» **Given request**
Set down the material below in full, matching it exactly.

» **Data provided**
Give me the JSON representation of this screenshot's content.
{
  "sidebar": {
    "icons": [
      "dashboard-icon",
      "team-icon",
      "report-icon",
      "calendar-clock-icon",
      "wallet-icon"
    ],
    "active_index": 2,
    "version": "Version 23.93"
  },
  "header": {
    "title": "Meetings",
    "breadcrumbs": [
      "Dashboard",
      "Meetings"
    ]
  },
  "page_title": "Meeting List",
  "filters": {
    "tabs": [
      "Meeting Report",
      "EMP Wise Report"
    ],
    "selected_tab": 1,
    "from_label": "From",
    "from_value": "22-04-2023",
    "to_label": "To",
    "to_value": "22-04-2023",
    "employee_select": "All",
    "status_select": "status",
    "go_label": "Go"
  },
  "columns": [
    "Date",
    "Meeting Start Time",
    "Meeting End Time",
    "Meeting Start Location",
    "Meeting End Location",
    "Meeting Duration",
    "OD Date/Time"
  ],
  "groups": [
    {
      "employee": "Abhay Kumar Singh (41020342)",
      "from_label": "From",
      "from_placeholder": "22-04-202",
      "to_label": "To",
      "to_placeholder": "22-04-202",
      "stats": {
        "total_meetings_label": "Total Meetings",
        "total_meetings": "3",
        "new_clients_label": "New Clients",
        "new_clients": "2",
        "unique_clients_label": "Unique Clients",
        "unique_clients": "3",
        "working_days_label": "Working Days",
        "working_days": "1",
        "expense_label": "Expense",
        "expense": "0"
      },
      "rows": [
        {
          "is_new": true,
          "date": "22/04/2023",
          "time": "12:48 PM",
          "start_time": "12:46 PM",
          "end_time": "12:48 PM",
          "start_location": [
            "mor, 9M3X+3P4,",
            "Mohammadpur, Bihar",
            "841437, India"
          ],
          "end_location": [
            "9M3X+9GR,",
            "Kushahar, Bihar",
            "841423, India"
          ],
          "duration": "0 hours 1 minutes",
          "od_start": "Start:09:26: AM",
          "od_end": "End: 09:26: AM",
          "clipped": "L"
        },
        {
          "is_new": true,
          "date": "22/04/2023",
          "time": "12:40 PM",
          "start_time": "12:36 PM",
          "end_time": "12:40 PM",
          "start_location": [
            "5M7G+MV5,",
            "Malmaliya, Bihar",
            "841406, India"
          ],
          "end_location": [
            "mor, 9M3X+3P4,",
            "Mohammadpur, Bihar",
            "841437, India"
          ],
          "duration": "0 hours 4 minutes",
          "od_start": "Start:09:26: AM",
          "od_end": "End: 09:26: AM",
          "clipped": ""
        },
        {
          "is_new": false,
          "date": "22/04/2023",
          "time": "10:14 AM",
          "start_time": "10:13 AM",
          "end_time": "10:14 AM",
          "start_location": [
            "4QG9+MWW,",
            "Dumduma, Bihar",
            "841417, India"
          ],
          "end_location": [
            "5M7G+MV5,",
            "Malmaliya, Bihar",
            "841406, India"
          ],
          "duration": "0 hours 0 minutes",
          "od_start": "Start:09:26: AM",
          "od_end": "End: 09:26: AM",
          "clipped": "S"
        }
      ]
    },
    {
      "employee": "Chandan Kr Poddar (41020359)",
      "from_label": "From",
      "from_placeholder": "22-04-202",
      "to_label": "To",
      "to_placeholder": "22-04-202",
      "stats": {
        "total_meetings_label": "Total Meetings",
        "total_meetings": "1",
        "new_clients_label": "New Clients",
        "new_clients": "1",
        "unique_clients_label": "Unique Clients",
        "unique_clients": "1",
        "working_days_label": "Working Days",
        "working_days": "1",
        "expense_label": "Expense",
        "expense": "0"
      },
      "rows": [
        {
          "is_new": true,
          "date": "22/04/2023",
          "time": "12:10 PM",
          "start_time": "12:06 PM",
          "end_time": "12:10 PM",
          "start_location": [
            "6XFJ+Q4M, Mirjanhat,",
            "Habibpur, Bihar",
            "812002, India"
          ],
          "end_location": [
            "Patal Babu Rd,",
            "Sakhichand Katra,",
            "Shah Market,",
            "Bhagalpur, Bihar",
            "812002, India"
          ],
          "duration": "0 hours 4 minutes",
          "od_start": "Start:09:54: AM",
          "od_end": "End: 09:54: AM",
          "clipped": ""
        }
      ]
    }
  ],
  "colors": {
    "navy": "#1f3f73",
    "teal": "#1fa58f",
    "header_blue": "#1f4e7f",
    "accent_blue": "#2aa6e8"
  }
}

» **Written answer**
Give me the JSON representation of this screenshot's content.
{
  "sidebar": {
    "icons": [
      "dashboard-icon",
      "team-icon",
      "report-icon",
      "calendar-clock-icon",
      "wallet-icon"
    ],
    "active_index": 2,
    "version": "Version 23.93"
  },
  "header": {
    "title": "Meetings",
    "breadcrumbs": [
      "Dashboard",
      "Meetings"
    ]
  },
  "page_title": "Meeting List",
  "filters": {
    "tabs": [
      "Meeting Report",
      "EMP Wise Report"
    ],
    "selected_tab": 1,
    "from_label": "From",
    "from_value": "22-04-2023",
    "to_label": "To",
    "to_value": "22-04-2023",
    "employee_select": "All",
    "status_select": "status",
    "go_label": "Go"
  },
  "columns": [
    "Date",
    "Meeting Start Time",
    "Meeting End Time",
    "Meeting Start Location",
    "Meeting End Location",
    "Meeting Duration",
    "OD Date/Time"
  ],
  "groups": [
    {
      "employee": "Abhay Kumar Singh (41020342)",
      "from_label": "From",
      "from_placeholder": "22-04-202",
      "to_label": "To",
      "to_placeholder": "22-04-202",
      "stats": {
        "total_meetings_label": "Total Meetings",
        "total_meetings": "3",
        "new_clients_label": "New Clients",
        "new_clients": "2",
        "unique_clients_label": "Unique Clients",
        "unique_clients": "3",
        "working_days_label": "Working Days",
        "working_days": "1",
        "expense_label": "Expense",
        "expense": "0"
      },
      "rows": [
        {
          "is_new": true,
          "date": "22/04/2023",
          "time": "12:48 PM",
          "start_time": "12:46 PM",
          "end_time": "12:48 PM",
          "start_location": [
            "mor, 9M3X+3P4,",
            "Mohammadpur, Bihar",
            "841437, India"
          ],
          "end_location": [
            "9M3X+9GR,",
            "Kushahar, Bihar",
            "841423, India"
          ],
          "duration": "0 hours 1 minutes",
          "od_start": "Start:09:26: AM",
          "od_end": "End: 09:26: AM",
          "clipped": "L"
        },
        {
          "is_new": true,
          "date": "22/04/2023",
          "time": "12:40 PM",
          "start_time": "12:36 PM",
          "end_time": "12:40 PM",
          "start_location": [
            "5M7G+MV5,",
            "Malmaliya, Bihar",
            "841406, India"
          ],
          "end_location": [
            "mor, 9M3X+3P4,",
            "Mohammadpur, Bihar",
            "841437, India"
          ],
          "duration": "0 hours 4 minutes",
          "od_start": "Start:09:26: AM",
          "od_end": "End: 09:26: AM",
          "clipped": ""
        },
        {
          "is_new": false,
          "date": "22/04/2023",
          "time": "10:14 AM",
          "start_time": "10:13 AM",
          "end_time": "10:14 AM",
          "start_location": [
            "4QG9+MWW,",
            "Dumduma, Bihar",
            "841417, India"
          ],
          "end_location": [
            "5M7G+MV5,",
            "Malmaliya, Bihar",
            "841406, India"
          ],
          "duration": "0 hours 0 minutes",
          "od_start": "Start:09:26: AM",
          "od_end": "End: 09:26: AM",
          "clipped": "S"
        }
      ]
    },
    {
      "employee": "Chandan Kr Poddar (41020359)",
      "from_label": "From",
      "from_placeholder": "22-04-202",
      "to_label": "To",
      "to_placeholder": "22-04-202",
      "stats": {
        "total_meetings_label": "Total Meetings",
        "total_meetings": "1",
        "new_clients_label": "New Clients",
        "new_clients": "1",
        "unique_clients_label": "Unique Clients",
        "unique_clients": "1",
        "working_days_label": "Working Days",
        "working_days": "1",
        "expense_label": "Expense",
        "expense": "0"
      },
      "rows": [
        {
          "is_new": true,
          "date": "22/04/2023",
          "time": "12:10 PM",
          "start_time": "12:06 PM",
          "end_time": "12:10 PM",
          "start_location": [
            "6XFJ+Q4M, Mirjanhat,",
            "Habibpur, Bihar",
            "812002, India"
          ],
          "end_location": [
            "Patal Babu Rd,",
            "Sakhichand Katra,",
            "Shah Market,",
            "Bhagalpur, Bihar",
            "812002, India"
          ],
          "duration": "0 hours 4 minutes",
          "od_start": "Start:09:54: AM",
          "od_end": "End: 09:54: AM",
          "clipped": ""
        }
      ]
    }
  ],
  "colors": {
    "navy": "#1f3f73",
    "teal": "#1fa58f",
    "header_blue": "#1f4e7f",
    "accent_blue": "#2aa6e8"
  }
}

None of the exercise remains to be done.